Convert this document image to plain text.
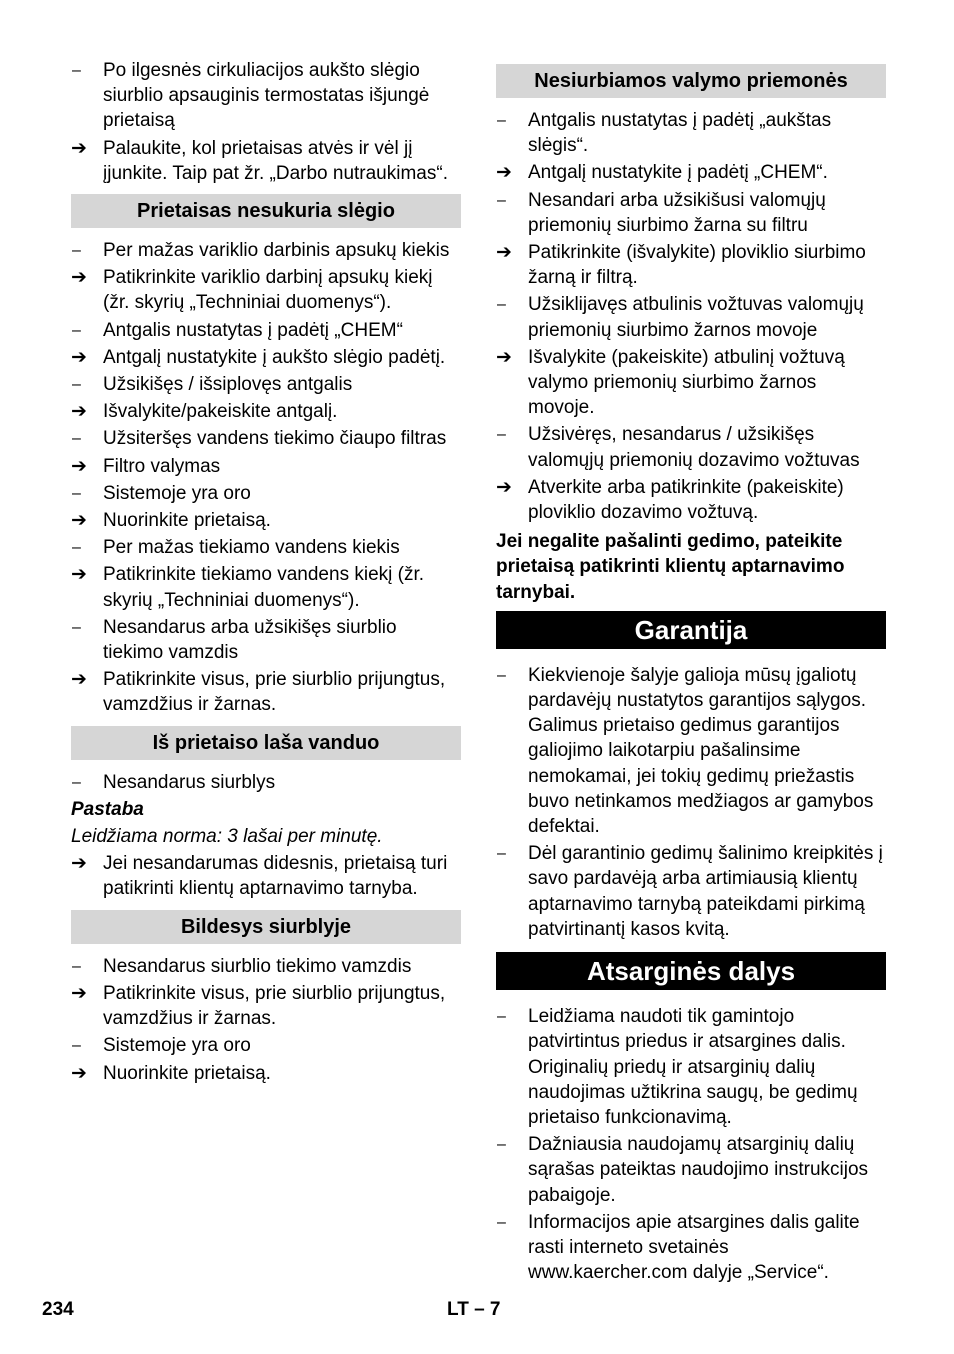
–	Po ilgesnės cirkuliacijos aukšto slėgio siurblio apsauginis termostatas išjungė prietaisą
➔ Palaukite, kol prietaisas atvės ir vėl jį įjunkite. Taip pat žr. „Darbo nutraukimas“.
Prietaisas nesukuria slėgio
–	Per mažas variklio darbinis apsukų kiekis
➔ Patikrinkite variklio darbinį apsukų kiekį (žr. skyrių „Techniniai duomenys“).
–	Antgalis nustatytas į padėtį „CHEM“
➔ Antgalį nustatykite į aukšto slėgio padėtį.
–	Užsikišęs / išsiplovęs antgalis
➔ Išvalykite/pakeiskite antgalį.
–	Užsiteršęs vandens tiekimo čiaupo filtras
➔ Filtro valymas
–	Sistemoje yra oro
➔ Nuorinkite prietaisą.
–	Per mažas tiekiamo vandens kiekis
➔ Patikrinkite tiekiamo vandens kiekį (žr. skyrių „Techniniai duomenys“).
–	Nesandarus arba užsikišęs siurblio tiekimo vamzdis
➔ Patikrinkite visus, prie siurblio prijungtus, vamzdžius ir žarnas.
Iš prietaiso laša vanduo
–	Nesandarus siurblys
Pastaba
Leidžiama norma: 3 lašai per minutę.
➔ Jei nesandarumas didesnis, prietaisą turi patikrinti klientų aptarnavimo tarnyba.
Bildesys siurblyje
–	Nesandarus siurblio tiekimo vamzdis
➔ Patikrinkite visus, prie siurblio prijungtus, vamzdžius ir žarnas.
–	Sistemoje yra oro
➔ Nuorinkite prietaisą.
Nesiurbiamos valymo priemonės
–	Antgalis nustatytas į padėtį „aukštas slėgis“.
➔ Antgalį nustatykite į padėtį „CHEM“.
–	Nesandari arba užsikišusi valomųjų priemonių siurbimo žarna su filtru
➔ Patikrinkite (išvalykite) ploviklio siurbimo žarną ir filtrą.
–	Užsiklijavęs atbulinis vožtuvas valomųjų priemonių siurbimo žarnos movoje
➔ Išvalykite (pakeiskite) atbulinį vožtuvą valymo priemonių siurbimo žarnos movoje.
–	Užsivėręs, nesandarus / užsikišęs valomųjų priemonių dozavimo vožtuvas
➔ Atverkite arba patikrinkite (pakeiskite) ploviklio dozavimo vožtuvą.
Jei negalite pašalinti gedimo, pateikite prietaisą patikrinti klientų aptarnavimo tarnybai.
Garantija
–	Kiekvienoje šalyje galioja mūsų įgaliotų pardavėjų nustatytos garantijos sąlygos. Galimus prietaiso gedimus garantijos galiojimo laikotarpiu pašalinsime nemokamai, jei tokių gedimų priežastis buvo netinkamos medžiagos ar gamybos defektai.
–	Dėl garantinio gedimų šalinimo kreipkitės į savo pardavėją arba artimiausią klientų aptarnavimo tarnybą pateikdami pirkimą patvirtinantį kasos kvitą.
Atsarginės dalys
–	Leidžiama naudoti tik gamintojo patvirtintus priedus ir atsargines dalis. Originalių priedų ir atsarginių dalių naudojimas užtikrina saugų, be gedimų prietaiso funkcionavimą.
–	Dažniausia naudojamų atsarginių dalių sąrašas pateiktas naudojimo instrukcijos pabaigoje.
–	Informacijos apie atsargines dalis galite rasti interneto svetainės www.kaercher.com dalyje „Service“.
234	LT – 7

________________

◆ TO BE DONE
Look through the records and gather every line containing "aukšto".

◆ RESPONSE FOR THIS EXERCISE
–	Po ilgesnės cirkuliacijos aukšto slėgio siurblio apsauginis termostatas išjungė prietaisą
➔ Antgalį nustatykite į aukšto slėgio padėtį.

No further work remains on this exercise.